◆ Task directions:
Pick out every line holding the string "пособие" and copy it.

◆ Dataset records:

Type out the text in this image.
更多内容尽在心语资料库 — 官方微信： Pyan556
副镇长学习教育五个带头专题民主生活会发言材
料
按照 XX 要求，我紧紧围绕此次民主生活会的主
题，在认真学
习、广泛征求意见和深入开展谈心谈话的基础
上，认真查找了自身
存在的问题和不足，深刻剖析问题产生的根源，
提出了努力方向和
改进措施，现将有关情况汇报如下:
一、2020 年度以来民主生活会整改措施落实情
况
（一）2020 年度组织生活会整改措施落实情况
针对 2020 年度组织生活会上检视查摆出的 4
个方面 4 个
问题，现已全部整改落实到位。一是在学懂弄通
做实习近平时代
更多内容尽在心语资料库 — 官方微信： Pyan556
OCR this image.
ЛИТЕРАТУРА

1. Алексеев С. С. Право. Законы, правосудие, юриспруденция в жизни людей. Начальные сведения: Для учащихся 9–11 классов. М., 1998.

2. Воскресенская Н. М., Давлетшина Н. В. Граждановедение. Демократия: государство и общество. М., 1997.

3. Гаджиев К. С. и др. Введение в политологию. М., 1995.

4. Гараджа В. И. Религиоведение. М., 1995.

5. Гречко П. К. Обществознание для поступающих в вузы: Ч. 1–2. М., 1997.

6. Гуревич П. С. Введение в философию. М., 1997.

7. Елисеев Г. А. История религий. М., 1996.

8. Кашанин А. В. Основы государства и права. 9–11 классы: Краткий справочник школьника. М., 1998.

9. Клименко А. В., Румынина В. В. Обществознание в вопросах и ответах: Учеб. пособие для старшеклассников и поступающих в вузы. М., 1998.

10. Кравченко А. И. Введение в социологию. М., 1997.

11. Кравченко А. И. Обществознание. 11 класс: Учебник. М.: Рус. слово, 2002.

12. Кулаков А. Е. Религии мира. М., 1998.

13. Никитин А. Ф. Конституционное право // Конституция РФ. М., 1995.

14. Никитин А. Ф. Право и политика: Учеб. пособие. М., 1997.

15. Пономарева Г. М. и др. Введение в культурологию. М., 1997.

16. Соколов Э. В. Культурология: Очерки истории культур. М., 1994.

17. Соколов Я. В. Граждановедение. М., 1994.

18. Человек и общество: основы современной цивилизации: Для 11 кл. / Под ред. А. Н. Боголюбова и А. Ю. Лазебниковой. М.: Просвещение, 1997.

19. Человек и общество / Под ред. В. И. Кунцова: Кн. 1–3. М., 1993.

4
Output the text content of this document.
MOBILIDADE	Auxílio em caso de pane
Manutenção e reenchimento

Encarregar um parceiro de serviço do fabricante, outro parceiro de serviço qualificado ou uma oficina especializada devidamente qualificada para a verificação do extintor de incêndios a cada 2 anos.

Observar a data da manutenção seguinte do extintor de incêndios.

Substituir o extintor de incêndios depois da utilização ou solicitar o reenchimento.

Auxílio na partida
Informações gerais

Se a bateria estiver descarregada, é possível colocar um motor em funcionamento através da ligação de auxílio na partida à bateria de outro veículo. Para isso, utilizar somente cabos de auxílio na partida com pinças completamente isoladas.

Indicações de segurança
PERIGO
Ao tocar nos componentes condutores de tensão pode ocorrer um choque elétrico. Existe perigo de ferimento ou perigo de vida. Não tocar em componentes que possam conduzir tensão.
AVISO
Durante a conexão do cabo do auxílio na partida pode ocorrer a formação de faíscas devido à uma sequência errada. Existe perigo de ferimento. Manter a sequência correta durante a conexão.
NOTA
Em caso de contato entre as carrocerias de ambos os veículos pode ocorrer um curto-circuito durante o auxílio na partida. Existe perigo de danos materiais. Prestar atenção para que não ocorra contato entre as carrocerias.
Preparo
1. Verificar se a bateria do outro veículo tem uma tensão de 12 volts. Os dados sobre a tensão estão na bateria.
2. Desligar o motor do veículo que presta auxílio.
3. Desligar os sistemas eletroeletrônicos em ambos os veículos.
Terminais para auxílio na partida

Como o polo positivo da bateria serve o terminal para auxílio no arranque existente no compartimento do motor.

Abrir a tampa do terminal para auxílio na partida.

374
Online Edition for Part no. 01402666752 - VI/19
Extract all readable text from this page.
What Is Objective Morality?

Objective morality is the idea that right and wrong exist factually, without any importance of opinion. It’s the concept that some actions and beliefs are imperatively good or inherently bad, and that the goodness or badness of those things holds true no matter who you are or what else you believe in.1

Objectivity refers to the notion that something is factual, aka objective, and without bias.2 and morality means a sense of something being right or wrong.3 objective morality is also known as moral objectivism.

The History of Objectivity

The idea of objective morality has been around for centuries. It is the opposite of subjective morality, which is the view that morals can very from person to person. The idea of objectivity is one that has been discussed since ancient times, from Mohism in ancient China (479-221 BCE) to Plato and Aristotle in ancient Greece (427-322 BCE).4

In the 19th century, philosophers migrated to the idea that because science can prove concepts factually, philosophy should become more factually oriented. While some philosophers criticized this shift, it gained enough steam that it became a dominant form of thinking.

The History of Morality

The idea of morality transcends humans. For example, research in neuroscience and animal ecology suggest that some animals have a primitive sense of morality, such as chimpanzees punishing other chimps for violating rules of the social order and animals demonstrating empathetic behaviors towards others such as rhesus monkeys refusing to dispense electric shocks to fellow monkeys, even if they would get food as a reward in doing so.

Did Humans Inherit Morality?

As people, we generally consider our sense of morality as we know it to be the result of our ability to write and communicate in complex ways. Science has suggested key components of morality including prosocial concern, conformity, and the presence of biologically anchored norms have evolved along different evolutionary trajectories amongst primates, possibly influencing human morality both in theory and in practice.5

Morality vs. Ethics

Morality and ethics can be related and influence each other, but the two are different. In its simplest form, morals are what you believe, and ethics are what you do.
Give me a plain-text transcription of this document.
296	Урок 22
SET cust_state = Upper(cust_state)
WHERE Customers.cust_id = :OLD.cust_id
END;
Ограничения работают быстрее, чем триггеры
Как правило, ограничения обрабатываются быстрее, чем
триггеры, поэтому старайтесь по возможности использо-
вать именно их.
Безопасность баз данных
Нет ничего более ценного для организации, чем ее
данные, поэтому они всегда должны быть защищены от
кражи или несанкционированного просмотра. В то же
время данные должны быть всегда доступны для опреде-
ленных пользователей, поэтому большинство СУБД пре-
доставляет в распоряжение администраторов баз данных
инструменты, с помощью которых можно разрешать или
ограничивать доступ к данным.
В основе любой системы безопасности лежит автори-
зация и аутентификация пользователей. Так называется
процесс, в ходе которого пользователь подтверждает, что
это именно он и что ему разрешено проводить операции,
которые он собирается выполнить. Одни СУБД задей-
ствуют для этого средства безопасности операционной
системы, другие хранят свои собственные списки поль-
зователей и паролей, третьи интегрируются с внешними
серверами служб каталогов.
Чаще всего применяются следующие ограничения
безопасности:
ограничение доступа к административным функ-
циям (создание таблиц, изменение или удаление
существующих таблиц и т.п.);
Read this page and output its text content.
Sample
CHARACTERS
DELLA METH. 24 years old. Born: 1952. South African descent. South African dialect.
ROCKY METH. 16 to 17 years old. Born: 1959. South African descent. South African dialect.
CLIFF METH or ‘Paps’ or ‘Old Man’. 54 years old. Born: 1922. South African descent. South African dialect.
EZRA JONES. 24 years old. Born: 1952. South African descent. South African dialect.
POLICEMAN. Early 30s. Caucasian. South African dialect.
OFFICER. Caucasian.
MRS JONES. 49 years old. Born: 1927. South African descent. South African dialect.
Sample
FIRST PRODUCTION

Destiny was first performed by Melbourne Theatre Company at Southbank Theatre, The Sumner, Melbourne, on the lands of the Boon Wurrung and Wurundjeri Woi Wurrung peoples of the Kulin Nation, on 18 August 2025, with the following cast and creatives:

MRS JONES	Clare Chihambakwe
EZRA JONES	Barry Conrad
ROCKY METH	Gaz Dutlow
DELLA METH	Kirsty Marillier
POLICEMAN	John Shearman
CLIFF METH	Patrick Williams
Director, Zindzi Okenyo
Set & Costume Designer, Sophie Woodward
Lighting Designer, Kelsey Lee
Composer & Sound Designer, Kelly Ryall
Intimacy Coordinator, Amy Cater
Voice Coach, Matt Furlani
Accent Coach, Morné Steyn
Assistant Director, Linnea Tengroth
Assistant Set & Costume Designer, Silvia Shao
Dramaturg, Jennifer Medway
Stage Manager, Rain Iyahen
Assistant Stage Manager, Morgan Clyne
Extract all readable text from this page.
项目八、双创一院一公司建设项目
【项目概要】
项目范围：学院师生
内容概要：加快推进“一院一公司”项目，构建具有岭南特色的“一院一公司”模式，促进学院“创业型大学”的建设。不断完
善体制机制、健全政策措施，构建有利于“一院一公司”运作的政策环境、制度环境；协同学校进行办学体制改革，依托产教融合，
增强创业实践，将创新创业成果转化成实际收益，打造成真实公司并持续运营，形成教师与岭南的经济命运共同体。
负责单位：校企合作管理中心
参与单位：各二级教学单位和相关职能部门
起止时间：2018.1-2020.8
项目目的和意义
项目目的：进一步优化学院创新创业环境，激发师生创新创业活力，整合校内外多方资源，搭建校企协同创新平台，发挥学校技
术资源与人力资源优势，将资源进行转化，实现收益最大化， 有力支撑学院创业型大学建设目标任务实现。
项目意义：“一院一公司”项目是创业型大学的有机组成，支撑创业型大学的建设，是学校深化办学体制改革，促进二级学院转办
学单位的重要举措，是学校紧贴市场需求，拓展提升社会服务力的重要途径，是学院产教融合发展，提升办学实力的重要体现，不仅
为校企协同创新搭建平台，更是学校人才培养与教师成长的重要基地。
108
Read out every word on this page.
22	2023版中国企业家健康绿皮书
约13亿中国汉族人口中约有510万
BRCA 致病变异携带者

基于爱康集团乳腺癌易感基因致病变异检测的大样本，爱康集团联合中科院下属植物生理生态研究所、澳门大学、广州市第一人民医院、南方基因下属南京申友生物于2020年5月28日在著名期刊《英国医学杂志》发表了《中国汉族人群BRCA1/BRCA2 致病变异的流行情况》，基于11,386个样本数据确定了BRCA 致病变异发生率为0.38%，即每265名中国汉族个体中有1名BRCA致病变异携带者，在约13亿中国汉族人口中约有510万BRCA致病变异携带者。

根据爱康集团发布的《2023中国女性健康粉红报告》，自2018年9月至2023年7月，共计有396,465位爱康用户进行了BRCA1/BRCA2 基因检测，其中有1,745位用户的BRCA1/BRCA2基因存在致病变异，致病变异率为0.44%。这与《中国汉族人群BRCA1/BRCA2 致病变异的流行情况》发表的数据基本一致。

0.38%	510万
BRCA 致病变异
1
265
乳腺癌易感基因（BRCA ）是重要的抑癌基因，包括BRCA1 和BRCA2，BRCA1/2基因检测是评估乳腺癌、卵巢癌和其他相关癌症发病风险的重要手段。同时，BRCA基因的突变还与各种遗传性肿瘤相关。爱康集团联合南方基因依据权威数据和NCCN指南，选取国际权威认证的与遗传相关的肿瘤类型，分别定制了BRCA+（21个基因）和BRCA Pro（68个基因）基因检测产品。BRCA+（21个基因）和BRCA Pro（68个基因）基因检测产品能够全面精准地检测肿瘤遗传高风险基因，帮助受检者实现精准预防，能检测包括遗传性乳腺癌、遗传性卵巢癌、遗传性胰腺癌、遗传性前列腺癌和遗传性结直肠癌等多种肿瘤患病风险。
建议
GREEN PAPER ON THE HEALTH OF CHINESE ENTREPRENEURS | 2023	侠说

◆ Exercise output:
9. Клименко А. В., Румынина В. В. Обществознание в вопросах и ответах: Учеб. пособие для старшеклассников и поступающих в вузы. М., 1998.
14. Никитин А. Ф. Право и политика: Учеб. пособие. М., 1997.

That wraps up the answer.